## start EXTRACTED ENTRIES

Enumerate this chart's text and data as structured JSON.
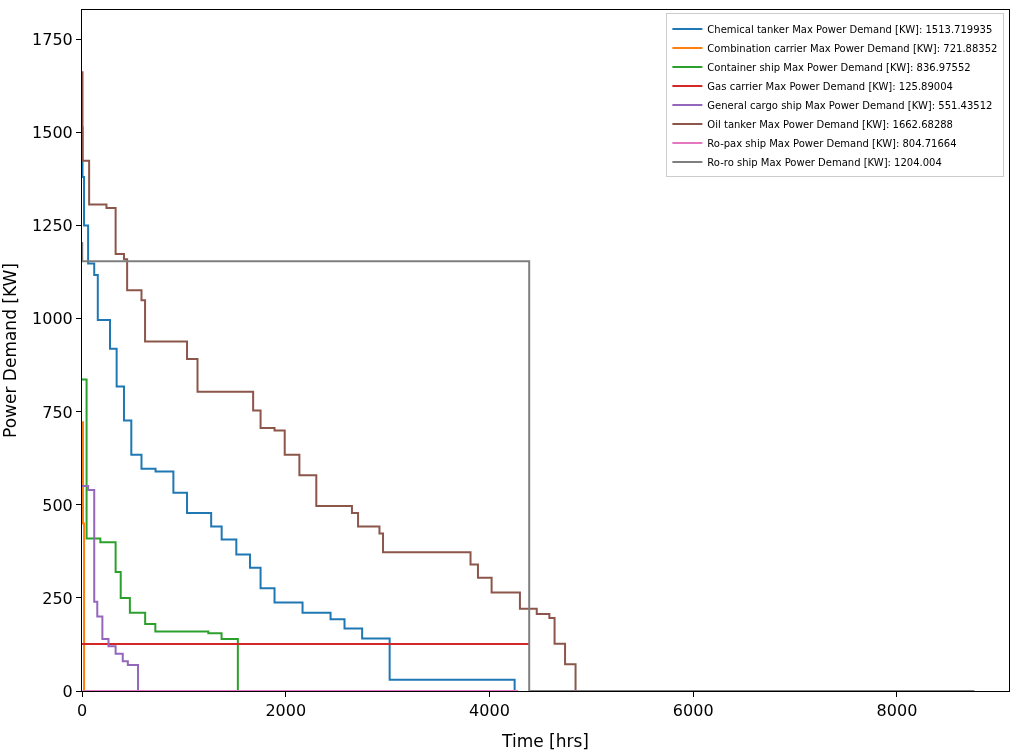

## end EXTRACTED ENTRIES
## start EXTRACTED ENTRIES

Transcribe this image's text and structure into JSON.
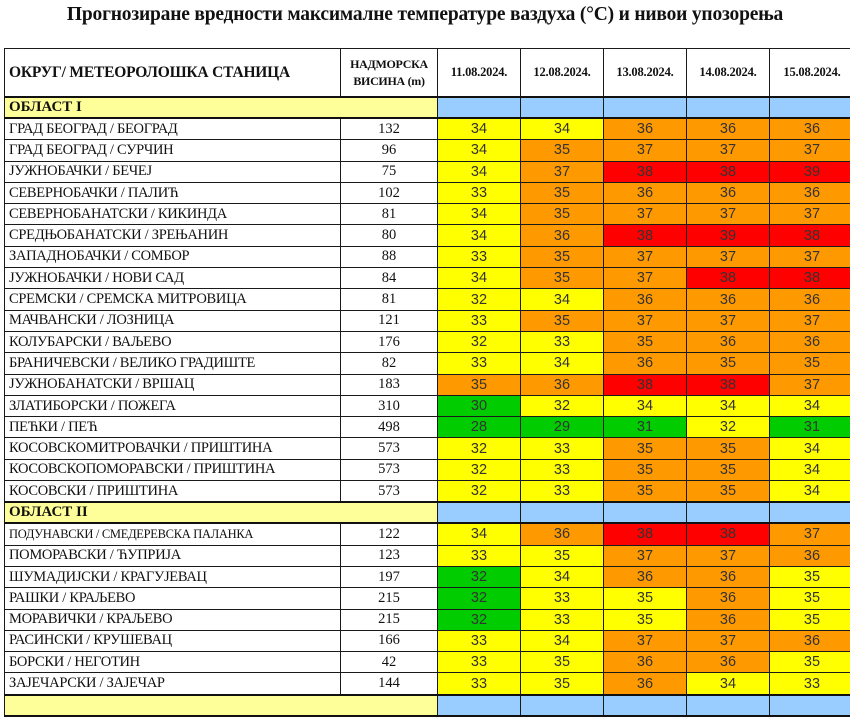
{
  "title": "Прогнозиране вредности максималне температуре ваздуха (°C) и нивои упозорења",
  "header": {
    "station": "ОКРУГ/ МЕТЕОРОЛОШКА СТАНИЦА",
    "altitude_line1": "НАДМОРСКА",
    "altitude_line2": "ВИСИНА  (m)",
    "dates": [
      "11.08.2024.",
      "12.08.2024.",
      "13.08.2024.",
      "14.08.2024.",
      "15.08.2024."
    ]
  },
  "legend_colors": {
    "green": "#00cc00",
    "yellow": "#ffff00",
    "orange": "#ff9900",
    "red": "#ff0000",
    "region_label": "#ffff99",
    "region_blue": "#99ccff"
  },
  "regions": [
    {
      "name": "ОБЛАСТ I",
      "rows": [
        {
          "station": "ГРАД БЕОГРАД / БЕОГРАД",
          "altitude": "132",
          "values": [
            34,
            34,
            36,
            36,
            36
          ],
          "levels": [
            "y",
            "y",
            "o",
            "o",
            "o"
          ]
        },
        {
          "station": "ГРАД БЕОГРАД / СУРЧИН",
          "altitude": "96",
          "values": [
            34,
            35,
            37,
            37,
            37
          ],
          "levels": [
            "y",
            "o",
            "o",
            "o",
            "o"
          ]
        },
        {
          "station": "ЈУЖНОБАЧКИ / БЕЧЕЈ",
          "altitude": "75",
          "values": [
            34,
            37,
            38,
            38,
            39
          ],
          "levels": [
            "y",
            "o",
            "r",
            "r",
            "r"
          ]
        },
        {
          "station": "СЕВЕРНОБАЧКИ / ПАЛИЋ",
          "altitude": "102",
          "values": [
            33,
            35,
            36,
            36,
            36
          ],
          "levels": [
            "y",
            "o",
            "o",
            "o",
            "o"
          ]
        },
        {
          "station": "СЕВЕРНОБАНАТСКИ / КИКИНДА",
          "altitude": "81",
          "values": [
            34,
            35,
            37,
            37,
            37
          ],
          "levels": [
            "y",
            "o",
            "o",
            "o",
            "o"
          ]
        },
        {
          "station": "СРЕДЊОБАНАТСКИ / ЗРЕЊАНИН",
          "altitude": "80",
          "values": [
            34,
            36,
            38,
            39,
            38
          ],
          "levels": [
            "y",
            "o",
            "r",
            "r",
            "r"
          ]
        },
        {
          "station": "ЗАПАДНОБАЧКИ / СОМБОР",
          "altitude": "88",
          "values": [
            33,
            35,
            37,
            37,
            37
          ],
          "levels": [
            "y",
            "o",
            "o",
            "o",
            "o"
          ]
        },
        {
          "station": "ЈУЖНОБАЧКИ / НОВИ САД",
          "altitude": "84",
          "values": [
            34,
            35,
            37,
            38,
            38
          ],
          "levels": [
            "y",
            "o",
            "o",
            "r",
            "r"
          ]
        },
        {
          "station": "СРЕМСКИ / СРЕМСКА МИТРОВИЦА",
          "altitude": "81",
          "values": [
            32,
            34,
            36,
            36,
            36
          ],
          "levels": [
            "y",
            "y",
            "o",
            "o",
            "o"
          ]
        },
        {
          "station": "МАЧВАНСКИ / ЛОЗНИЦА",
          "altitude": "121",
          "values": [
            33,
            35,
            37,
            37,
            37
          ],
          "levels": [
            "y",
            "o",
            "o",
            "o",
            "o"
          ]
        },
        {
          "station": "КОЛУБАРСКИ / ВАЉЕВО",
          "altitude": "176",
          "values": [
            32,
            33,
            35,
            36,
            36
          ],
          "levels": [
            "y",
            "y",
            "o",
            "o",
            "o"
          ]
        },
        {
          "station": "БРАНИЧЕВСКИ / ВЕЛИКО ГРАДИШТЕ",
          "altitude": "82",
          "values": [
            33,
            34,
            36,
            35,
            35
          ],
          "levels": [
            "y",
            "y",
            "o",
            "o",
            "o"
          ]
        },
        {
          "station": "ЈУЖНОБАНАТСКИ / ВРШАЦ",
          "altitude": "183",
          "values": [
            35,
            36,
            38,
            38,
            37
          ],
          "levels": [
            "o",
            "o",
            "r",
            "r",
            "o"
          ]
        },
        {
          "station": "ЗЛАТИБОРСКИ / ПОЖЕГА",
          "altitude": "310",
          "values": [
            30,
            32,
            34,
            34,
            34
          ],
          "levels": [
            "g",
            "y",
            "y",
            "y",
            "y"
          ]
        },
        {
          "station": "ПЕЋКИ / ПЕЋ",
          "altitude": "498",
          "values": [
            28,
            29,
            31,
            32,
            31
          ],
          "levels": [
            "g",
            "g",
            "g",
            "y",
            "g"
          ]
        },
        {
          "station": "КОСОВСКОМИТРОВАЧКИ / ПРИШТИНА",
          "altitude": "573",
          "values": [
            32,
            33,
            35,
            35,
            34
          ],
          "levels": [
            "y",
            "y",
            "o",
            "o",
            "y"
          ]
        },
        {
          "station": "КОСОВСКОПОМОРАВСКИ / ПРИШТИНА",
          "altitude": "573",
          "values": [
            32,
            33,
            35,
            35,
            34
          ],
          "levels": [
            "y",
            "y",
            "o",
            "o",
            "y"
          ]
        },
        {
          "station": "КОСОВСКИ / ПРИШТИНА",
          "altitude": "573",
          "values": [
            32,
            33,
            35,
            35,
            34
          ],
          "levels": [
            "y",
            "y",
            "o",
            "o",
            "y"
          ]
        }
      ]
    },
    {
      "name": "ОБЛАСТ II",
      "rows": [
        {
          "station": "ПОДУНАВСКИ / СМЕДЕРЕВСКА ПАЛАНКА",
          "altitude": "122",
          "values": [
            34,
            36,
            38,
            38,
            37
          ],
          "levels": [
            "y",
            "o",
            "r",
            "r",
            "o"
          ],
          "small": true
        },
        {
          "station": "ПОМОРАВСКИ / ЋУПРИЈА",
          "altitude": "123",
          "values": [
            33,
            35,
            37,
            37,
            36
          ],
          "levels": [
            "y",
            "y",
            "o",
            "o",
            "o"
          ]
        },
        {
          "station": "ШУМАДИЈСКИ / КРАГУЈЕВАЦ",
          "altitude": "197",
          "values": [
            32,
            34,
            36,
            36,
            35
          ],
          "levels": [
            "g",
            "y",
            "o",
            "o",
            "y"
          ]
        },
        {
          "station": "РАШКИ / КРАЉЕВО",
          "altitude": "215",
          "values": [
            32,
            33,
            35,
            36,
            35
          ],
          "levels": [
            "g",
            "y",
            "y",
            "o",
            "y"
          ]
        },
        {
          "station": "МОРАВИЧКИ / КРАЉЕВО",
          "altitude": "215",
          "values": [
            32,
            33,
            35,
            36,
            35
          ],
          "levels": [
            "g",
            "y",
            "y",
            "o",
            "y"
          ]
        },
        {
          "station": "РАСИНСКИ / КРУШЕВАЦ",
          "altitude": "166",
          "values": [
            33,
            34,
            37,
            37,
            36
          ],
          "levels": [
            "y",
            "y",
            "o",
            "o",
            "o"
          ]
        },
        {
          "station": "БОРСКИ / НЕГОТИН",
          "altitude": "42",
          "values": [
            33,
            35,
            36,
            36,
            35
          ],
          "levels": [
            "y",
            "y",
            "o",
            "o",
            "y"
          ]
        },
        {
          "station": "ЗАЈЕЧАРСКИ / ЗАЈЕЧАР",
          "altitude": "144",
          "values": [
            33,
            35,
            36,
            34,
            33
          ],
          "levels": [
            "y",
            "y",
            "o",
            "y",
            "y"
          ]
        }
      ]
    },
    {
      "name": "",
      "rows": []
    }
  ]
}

## end EXTRACTED ENTRIES
## start EXTRACTED ENTRIES

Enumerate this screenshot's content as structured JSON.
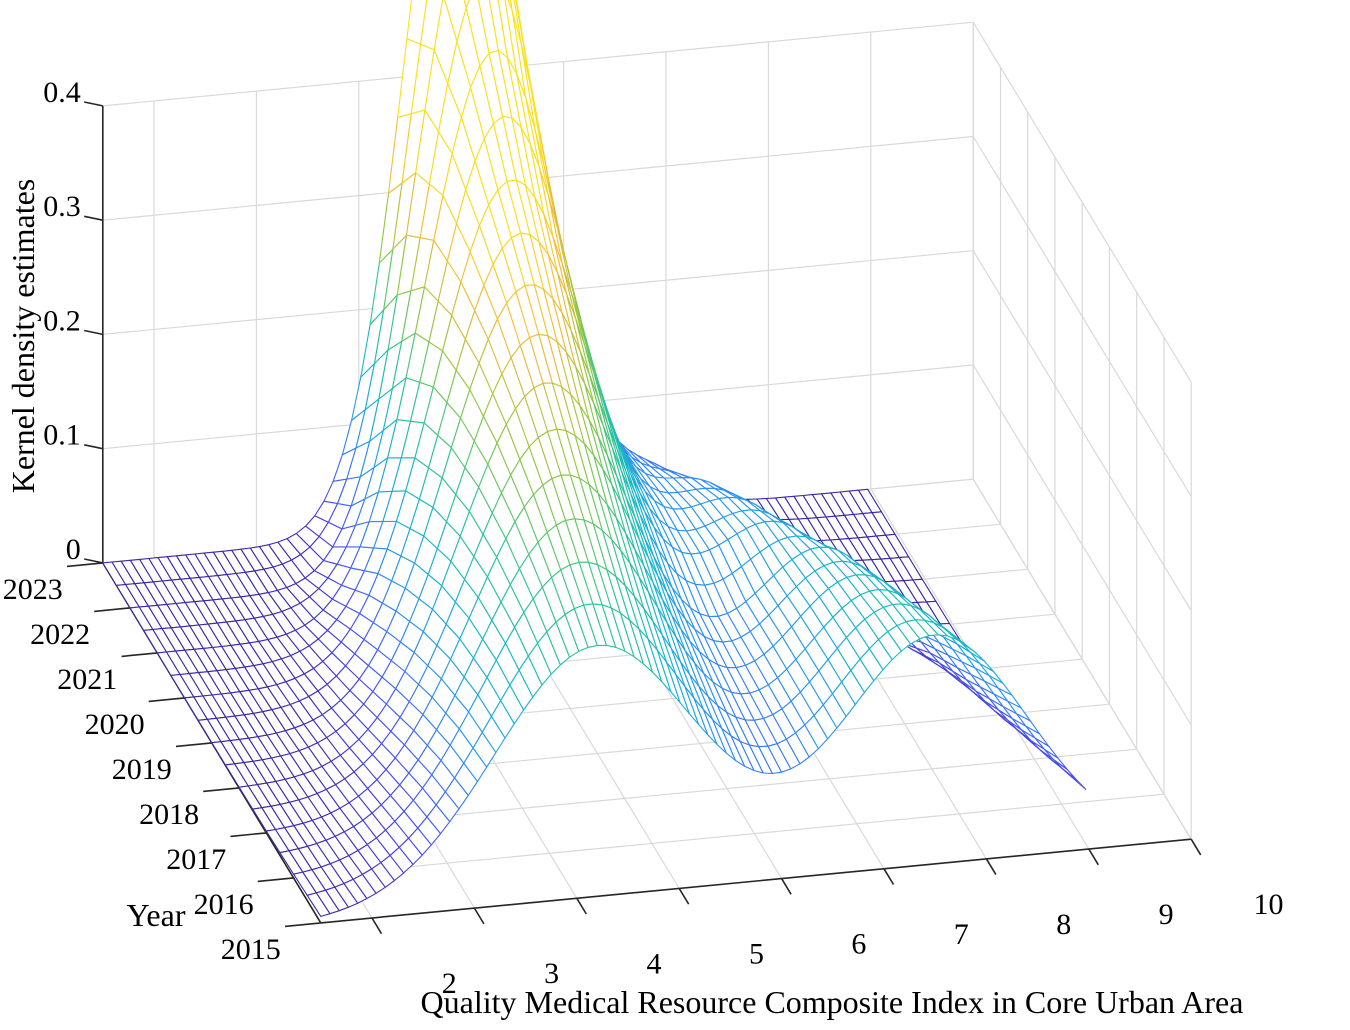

## end EXTRACTED ENTRIES

EXERCISE DESCRIPTION
Copy each line in the data that holds the word "Enumerate".

TASK OUTPUT
Enumerate this chart's text and data as structured JSON.
Enumerate this screenshot's content as structured JSON.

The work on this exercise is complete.